- [Your instructions]: Check each line of the listing, and copy it if it contains the word "Much".

- [Task inputs]:

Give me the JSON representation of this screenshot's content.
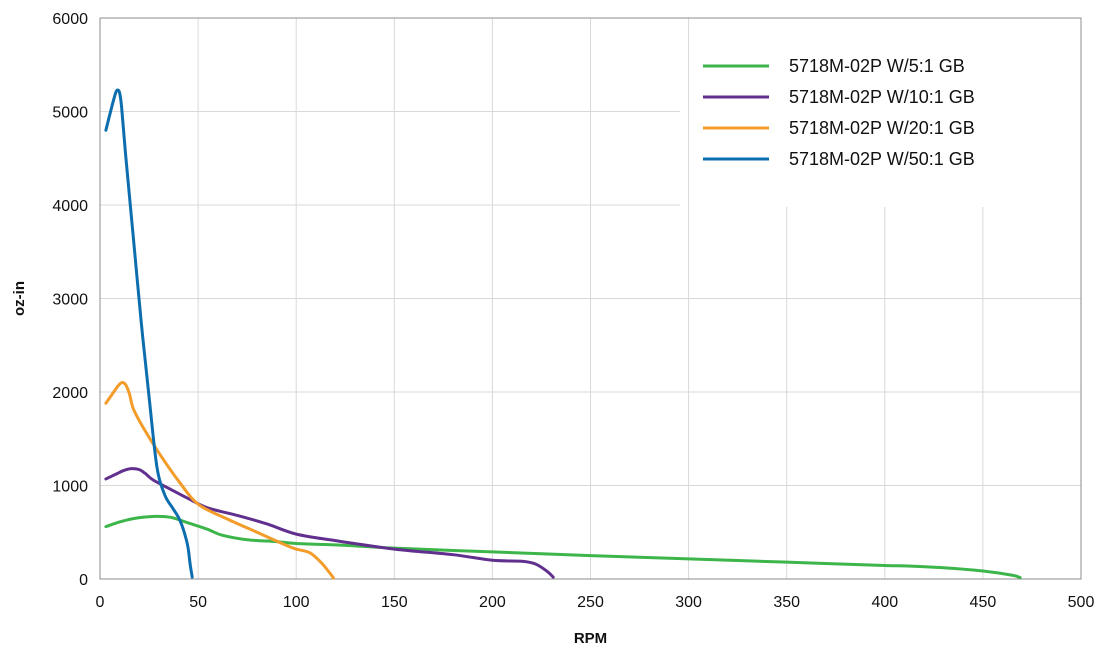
{
  "chart_data": {
    "type": "line",
    "title": "",
    "xlabel": "RPM",
    "ylabel": "oz-in",
    "xlim": [
      0,
      500
    ],
    "ylim": [
      0,
      6000
    ],
    "xticks": [
      0,
      50,
      100,
      150,
      200,
      250,
      300,
      350,
      400,
      450,
      500
    ],
    "yticks": [
      0,
      1000,
      2000,
      3000,
      4000,
      5000,
      6000
    ],
    "grid": true,
    "legend_position": "top-right",
    "series": [
      {
        "name": "5718M-02P W/5:1 GB",
        "color": "#3cb54a",
        "points": [
          [
            3,
            560
          ],
          [
            10,
            610
          ],
          [
            18,
            650
          ],
          [
            28,
            670
          ],
          [
            36,
            660
          ],
          [
            45,
            600
          ],
          [
            55,
            530
          ],
          [
            62,
            470
          ],
          [
            75,
            420
          ],
          [
            90,
            400
          ],
          [
            100,
            380
          ],
          [
            125,
            360
          ],
          [
            150,
            330
          ],
          [
            200,
            290
          ],
          [
            250,
            250
          ],
          [
            300,
            215
          ],
          [
            350,
            180
          ],
          [
            400,
            145
          ],
          [
            410,
            140
          ],
          [
            430,
            120
          ],
          [
            450,
            85
          ],
          [
            465,
            40
          ],
          [
            469,
            15
          ]
        ]
      },
      {
        "name": "5718M-02P W/10:1 GB",
        "color": "#61308e",
        "points": [
          [
            3,
            1070
          ],
          [
            8,
            1120
          ],
          [
            12,
            1160
          ],
          [
            16,
            1180
          ],
          [
            20,
            1170
          ],
          [
            23,
            1130
          ],
          [
            27,
            1060
          ],
          [
            35,
            970
          ],
          [
            45,
            860
          ],
          [
            55,
            760
          ],
          [
            70,
            680
          ],
          [
            85,
            590
          ],
          [
            100,
            480
          ],
          [
            120,
            410
          ],
          [
            150,
            320
          ],
          [
            180,
            260
          ],
          [
            200,
            200
          ],
          [
            215,
            190
          ],
          [
            222,
            160
          ],
          [
            228,
            80
          ],
          [
            231,
            20
          ]
        ]
      },
      {
        "name": "5718M-02P W/20:1 GB",
        "color": "#f39c2a",
        "points": [
          [
            3,
            1880
          ],
          [
            6,
            1970
          ],
          [
            9,
            2060
          ],
          [
            11,
            2100
          ],
          [
            13,
            2080
          ],
          [
            15,
            1980
          ],
          [
            17,
            1820
          ],
          [
            22,
            1620
          ],
          [
            30,
            1350
          ],
          [
            40,
            1050
          ],
          [
            50,
            800
          ],
          [
            65,
            640
          ],
          [
            80,
            500
          ],
          [
            95,
            360
          ],
          [
            100,
            320
          ],
          [
            107,
            280
          ],
          [
            113,
            170
          ],
          [
            118,
            40
          ],
          [
            119,
            10
          ]
        ]
      },
      {
        "name": "5718M-02P W/50:1 GB",
        "color": "#0d6eaf",
        "points": [
          [
            3,
            4800
          ],
          [
            6,
            5050
          ],
          [
            8,
            5200
          ],
          [
            9,
            5230
          ],
          [
            10,
            5200
          ],
          [
            11,
            5050
          ],
          [
            13,
            4550
          ],
          [
            17,
            3650
          ],
          [
            21,
            2750
          ],
          [
            25,
            1950
          ],
          [
            29,
            1200
          ],
          [
            33,
            900
          ],
          [
            37,
            760
          ],
          [
            40,
            660
          ],
          [
            42,
            560
          ],
          [
            44,
            420
          ],
          [
            45,
            320
          ],
          [
            46,
            150
          ],
          [
            47,
            20
          ]
        ]
      }
    ]
  }
}
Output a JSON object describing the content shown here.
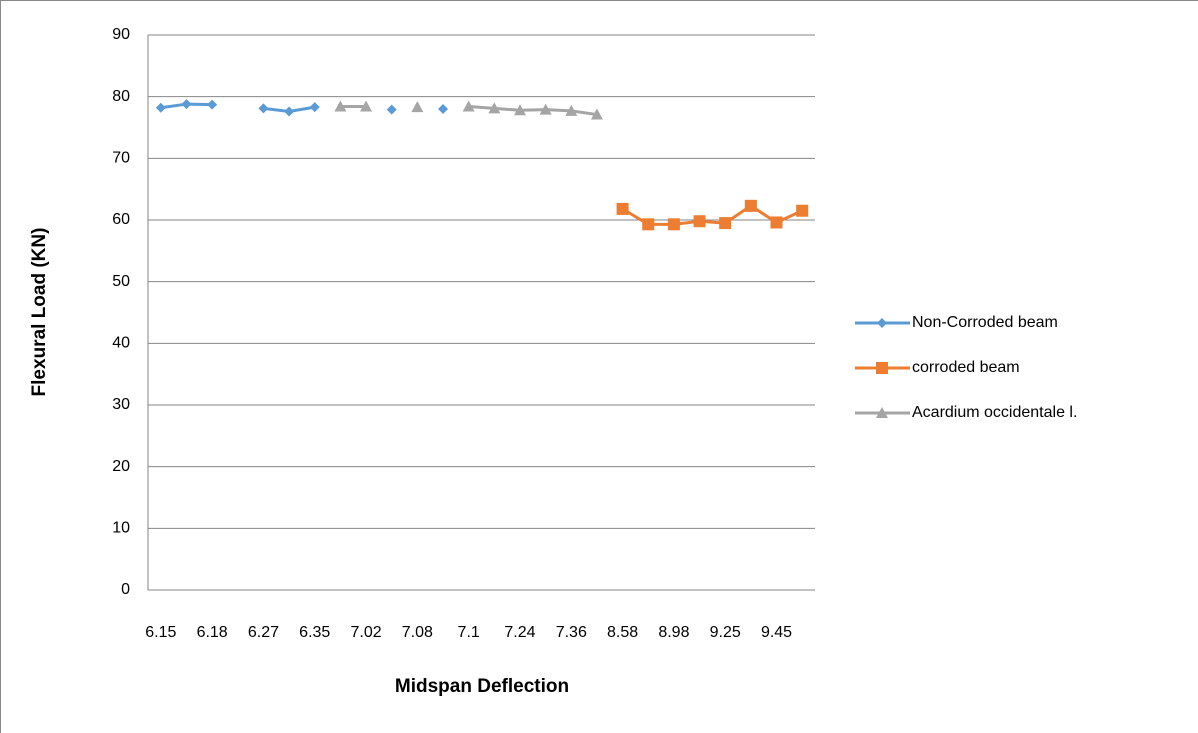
{
  "chart_data": {
    "type": "line",
    "x_label": "Midspan Deflection",
    "y_label": "Flexural Load (KN)",
    "categories": [
      "6.15",
      null,
      "6.18",
      null,
      "6.27",
      null,
      "6.35",
      null,
      "7.02",
      null,
      "7.08",
      null,
      "7.1",
      null,
      "7.24",
      null,
      "7.36",
      null,
      "8.58",
      null,
      "8.98",
      null,
      "9.25",
      null,
      "9.45",
      null
    ],
    "series": [
      {
        "name": "Non-Corroded  beam",
        "color": "#5b9bd5",
        "marker": "diamond",
        "values": [
          78.2,
          78.8,
          78.7,
          null,
          78.1,
          77.6,
          78.3,
          null,
          null,
          77.9,
          null,
          78.0,
          null,
          null,
          null,
          null,
          null,
          null,
          null,
          null,
          null,
          null,
          null,
          null,
          null,
          null
        ]
      },
      {
        "name": "corroded beam",
        "color": "#ed7d31",
        "marker": "square",
        "values": [
          null,
          null,
          null,
          null,
          null,
          null,
          null,
          null,
          null,
          null,
          null,
          null,
          null,
          null,
          null,
          null,
          null,
          null,
          61.8,
          59.3,
          59.3,
          59.8,
          59.5,
          62.3,
          59.6,
          61.5
        ]
      },
      {
        "name": "Acardium occidentale  l.",
        "color": "#a5a5a5",
        "marker": "triangle",
        "values": [
          null,
          null,
          null,
          null,
          null,
          null,
          null,
          78.4,
          78.4,
          null,
          78.3,
          null,
          78.4,
          78.1,
          77.8,
          77.9,
          77.7,
          77.1,
          null,
          null,
          null,
          null,
          null,
          null,
          null,
          null
        ]
      }
    ],
    "ylim": [
      0,
      90
    ],
    "yticks": [
      0,
      10,
      20,
      30,
      40,
      50,
      60,
      70,
      80,
      90
    ],
    "grid": true,
    "legend": "right"
  }
}
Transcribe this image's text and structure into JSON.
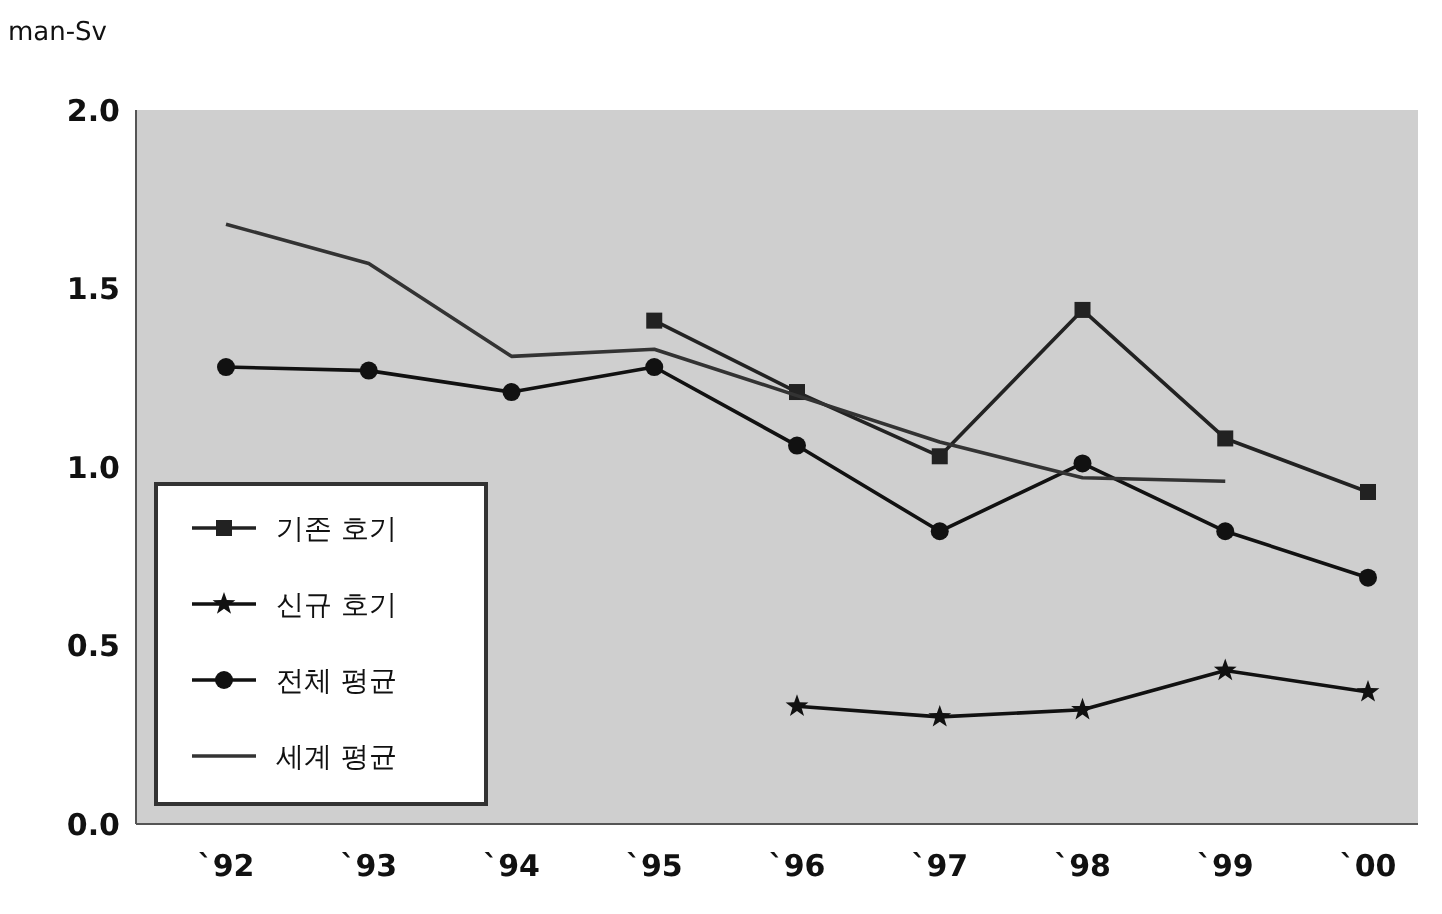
{
  "chart_data": {
    "type": "line",
    "ylabel": "man-Sv",
    "categories": [
      "`92",
      "`93",
      "`94",
      "`95",
      "`96",
      "`97",
      "`98",
      "`99",
      "`00"
    ],
    "ylim": [
      0,
      2
    ],
    "yticks": [
      {
        "value": 0,
        "label": "0.0"
      },
      {
        "value": 0.5,
        "label": "0.5"
      },
      {
        "value": 1,
        "label": "1.0"
      },
      {
        "value": 1.5,
        "label": "1.5"
      },
      {
        "value": 2,
        "label": "2.0"
      }
    ],
    "grid": false,
    "legend": "bottom left",
    "series": [
      {
        "name": "기존 호기",
        "color": "#222222",
        "marker": "square",
        "values": [
          null,
          null,
          null,
          1.41,
          1.21,
          1.03,
          1.44,
          1.08,
          0.93
        ]
      },
      {
        "name": "신규 호기",
        "color": "#111111",
        "marker": "star",
        "values": [
          null,
          null,
          null,
          null,
          0.33,
          0.3,
          0.32,
          0.43,
          0.37
        ]
      },
      {
        "name": "전체 평균",
        "color": "#111111",
        "marker": "circle",
        "values": [
          1.28,
          1.27,
          1.21,
          1.28,
          1.06,
          0.82,
          1.01,
          0.82,
          0.69
        ]
      },
      {
        "name": "세계 평균",
        "color": "#333333",
        "marker": "none",
        "values": [
          1.68,
          1.57,
          1.31,
          1.33,
          1.2,
          1.07,
          0.97,
          0.96,
          null
        ]
      }
    ]
  }
}
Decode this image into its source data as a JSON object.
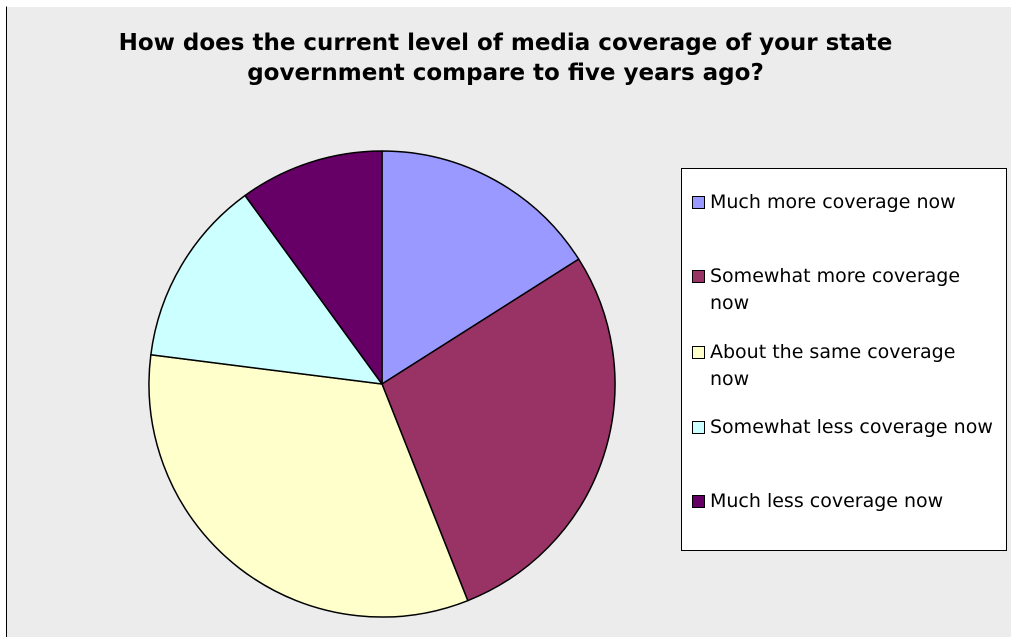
{
  "chart_data": {
    "type": "pie",
    "title_lines": [
      "How does the current level of media coverage of your state",
      "government compare to five years ago?"
    ],
    "legend_position": "right",
    "slices": [
      {
        "label": "Much more coverage now",
        "value": 16,
        "color": "#9999ff"
      },
      {
        "label": "Somewhat more coverage now",
        "value": 28,
        "color": "#993366"
      },
      {
        "label": "About the same coverage now",
        "value": 33,
        "color": "#ffffcc"
      },
      {
        "label": "Somewhat less coverage now",
        "value": 13,
        "color": "#ccffff"
      },
      {
        "label": "Much less coverage now",
        "value": 10,
        "color": "#660066"
      }
    ]
  }
}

- [Solution to this exercise]:
        "label": "Much more coverage now",
        "label": "Much less coverage now",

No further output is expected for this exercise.